_STATED EXERCISE_
Extract the text of each entry below exactly, leaving every image behind.

_DATASET ENTRIES_
* * * * *
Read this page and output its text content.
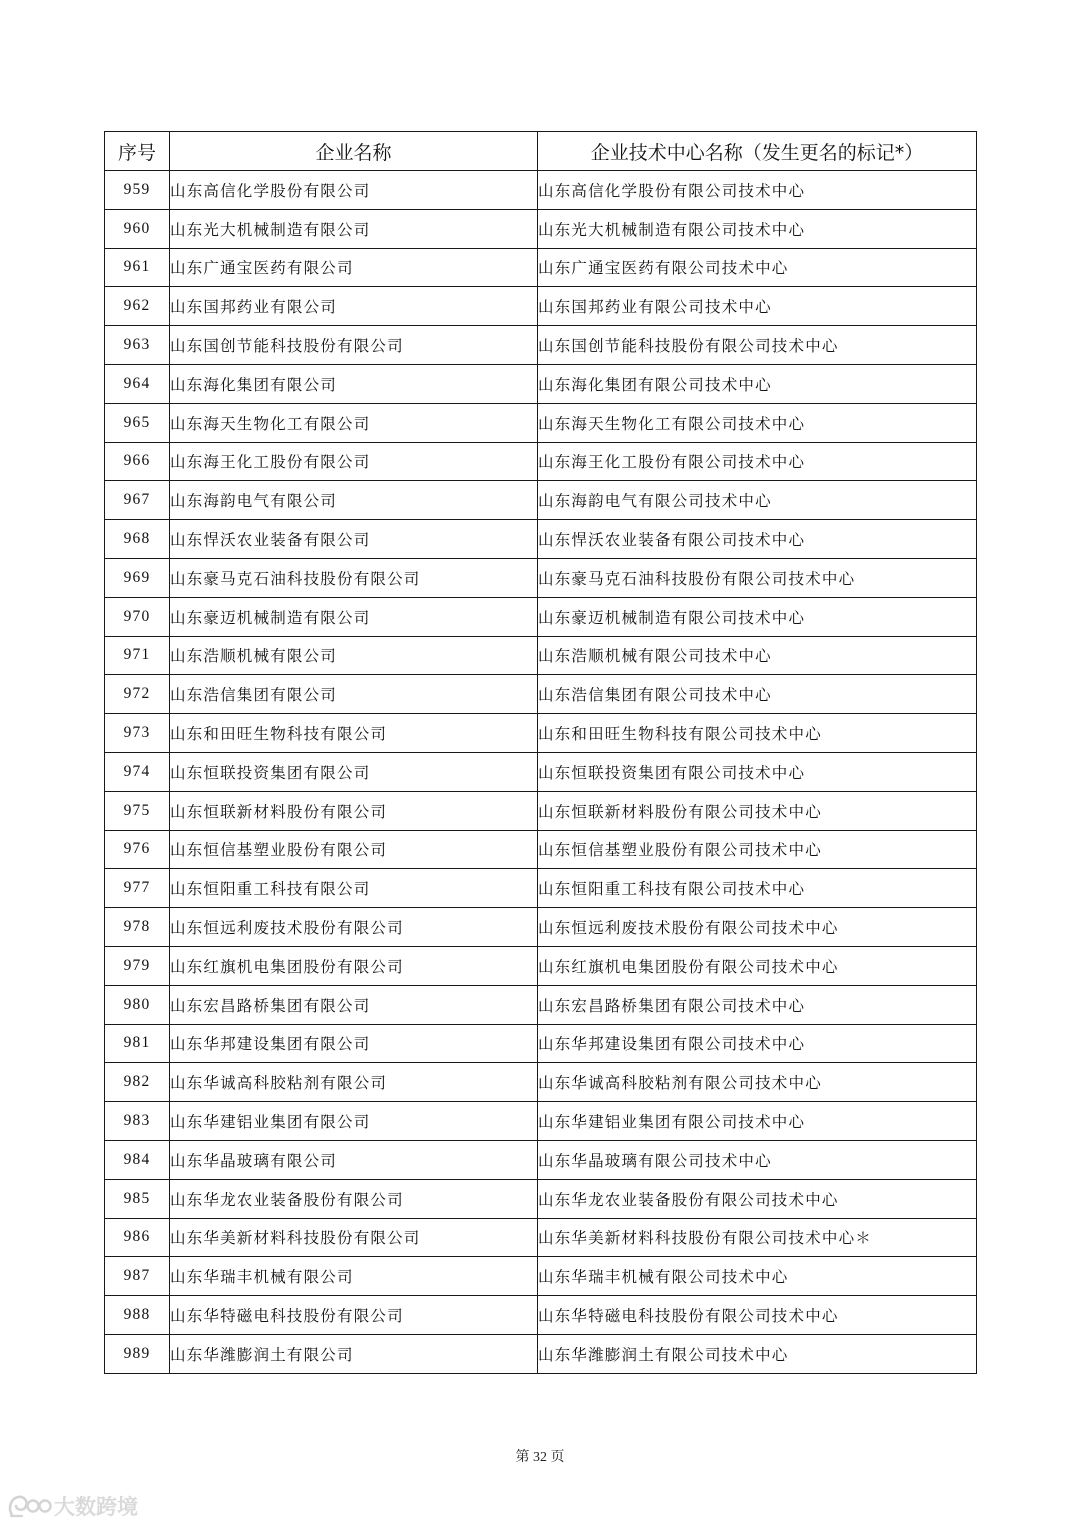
序号	企业名称	企业技术中心名称（发生更名的标记*）
959	山东高信化学股份有限公司	山东高信化学股份有限公司技术中心
960	山东光大机械制造有限公司	山东光大机械制造有限公司技术中心
961	山东广通宝医药有限公司	山东广通宝医药有限公司技术中心
962	山东国邦药业有限公司	山东国邦药业有限公司技术中心
963	山东国创节能科技股份有限公司	山东国创节能科技股份有限公司技术中心
964	山东海化集团有限公司	山东海化集团有限公司技术中心
965	山东海天生物化工有限公司	山东海天生物化工有限公司技术中心
966	山东海王化工股份有限公司	山东海王化工股份有限公司技术中心
967	山东海韵电气有限公司	山东海韵电气有限公司技术中心
968	山东悍沃农业装备有限公司	山东悍沃农业装备有限公司技术中心
969	山东豪马克石油科技股份有限公司	山东豪马克石油科技股份有限公司技术中心
970	山东豪迈机械制造有限公司	山东豪迈机械制造有限公司技术中心
971	山东浩顺机械有限公司	山东浩顺机械有限公司技术中心
972	山东浩信集团有限公司	山东浩信集团有限公司技术中心
973	山东和田旺生物科技有限公司	山东和田旺生物科技有限公司技术中心
974	山东恒联投资集团有限公司	山东恒联投资集团有限公司技术中心
975	山东恒联新材料股份有限公司	山东恒联新材料股份有限公司技术中心
976	山东恒信基塑业股份有限公司	山东恒信基塑业股份有限公司技术中心
977	山东恒阳重工科技有限公司	山东恒阳重工科技有限公司技术中心
978	山东恒远利废技术股份有限公司	山东恒远利废技术股份有限公司技术中心
979	山东红旗机电集团股份有限公司	山东红旗机电集团股份有限公司技术中心
980	山东宏昌路桥集团有限公司	山东宏昌路桥集团有限公司技术中心
981	山东华邦建设集团有限公司	山东华邦建设集团有限公司技术中心
982	山东华诚高科胶粘剂有限公司	山东华诚高科胶粘剂有限公司技术中心
983	山东华建铝业集团有限公司	山东华建铝业集团有限公司技术中心
984	山东华晶玻璃有限公司	山东华晶玻璃有限公司技术中心
985	山东华龙农业装备股份有限公司	山东华龙农业装备股份有限公司技术中心
986	山东华美新材料科技股份有限公司	山东华美新材料科技股份有限公司技术中心＊
987	山东华瑞丰机械有限公司	山东华瑞丰机械有限公司技术中心
988	山东华特磁电科技股份有限公司	山东华特磁电科技股份有限公司技术中心
989	山东华潍膨润土有限公司	山东华潍膨润土有限公司技术中心
第 32 页
大数跨境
* * * * *
_SOLUTION TO THIS PROBLEM_
Read this page and output its text content.
序号	企业名称	企业技术中心名称（发生更名的标记*）
959	山东高信化学股份有限公司	山东高信化学股份有限公司技术中心
960	山东光大机械制造有限公司	山东光大机械制造有限公司技术中心
961	山东广通宝医药有限公司	山东广通宝医药有限公司技术中心
962	山东国邦药业有限公司	山东国邦药业有限公司技术中心
963	山东国创节能科技股份有限公司	山东国创节能科技股份有限公司技术中心
964	山东海化集团有限公司	山东海化集团有限公司技术中心
965	山东海天生物化工有限公司	山东海天生物化工有限公司技术中心
966	山东海王化工股份有限公司	山东海王化工股份有限公司技术中心
967	山东海韵电气有限公司	山东海韵电气有限公司技术中心
968	山东悍沃农业装备有限公司	山东悍沃农业装备有限公司技术中心
969	山东豪马克石油科技股份有限公司	山东豪马克石油科技股份有限公司技术中心
970	山东豪迈机械制造有限公司	山东豪迈机械制造有限公司技术中心
971	山东浩顺机械有限公司	山东浩顺机械有限公司技术中心
972	山东浩信集团有限公司	山东浩信集团有限公司技术中心
973	山东和田旺生物科技有限公司	山东和田旺生物科技有限公司技术中心
974	山东恒联投资集团有限公司	山东恒联投资集团有限公司技术中心
975	山东恒联新材料股份有限公司	山东恒联新材料股份有限公司技术中心
976	山东恒信基塑业股份有限公司	山东恒信基塑业股份有限公司技术中心
977	山东恒阳重工科技有限公司	山东恒阳重工科技有限公司技术中心
978	山东恒远利废技术股份有限公司	山东恒远利废技术股份有限公司技术中心
979	山东红旗机电集团股份有限公司	山东红旗机电集团股份有限公司技术中心
980	山东宏昌路桥集团有限公司	山东宏昌路桥集团有限公司技术中心
981	山东华邦建设集团有限公司	山东华邦建设集团有限公司技术中心
982	山东华诚高科胶粘剂有限公司	山东华诚高科胶粘剂有限公司技术中心
983	山东华建铝业集团有限公司	山东华建铝业集团有限公司技术中心
984	山东华晶玻璃有限公司	山东华晶玻璃有限公司技术中心
985	山东华龙农业装备股份有限公司	山东华龙农业装备股份有限公司技术中心
986	山东华美新材料科技股份有限公司	山东华美新材料科技股份有限公司技术中心＊
987	山东华瑞丰机械有限公司	山东华瑞丰机械有限公司技术中心
988	山东华特磁电科技股份有限公司	山东华特磁电科技股份有限公司技术中心
989	山东华潍膨润土有限公司	山东华潍膨润土有限公司技术中心
第 32 页
大数跨境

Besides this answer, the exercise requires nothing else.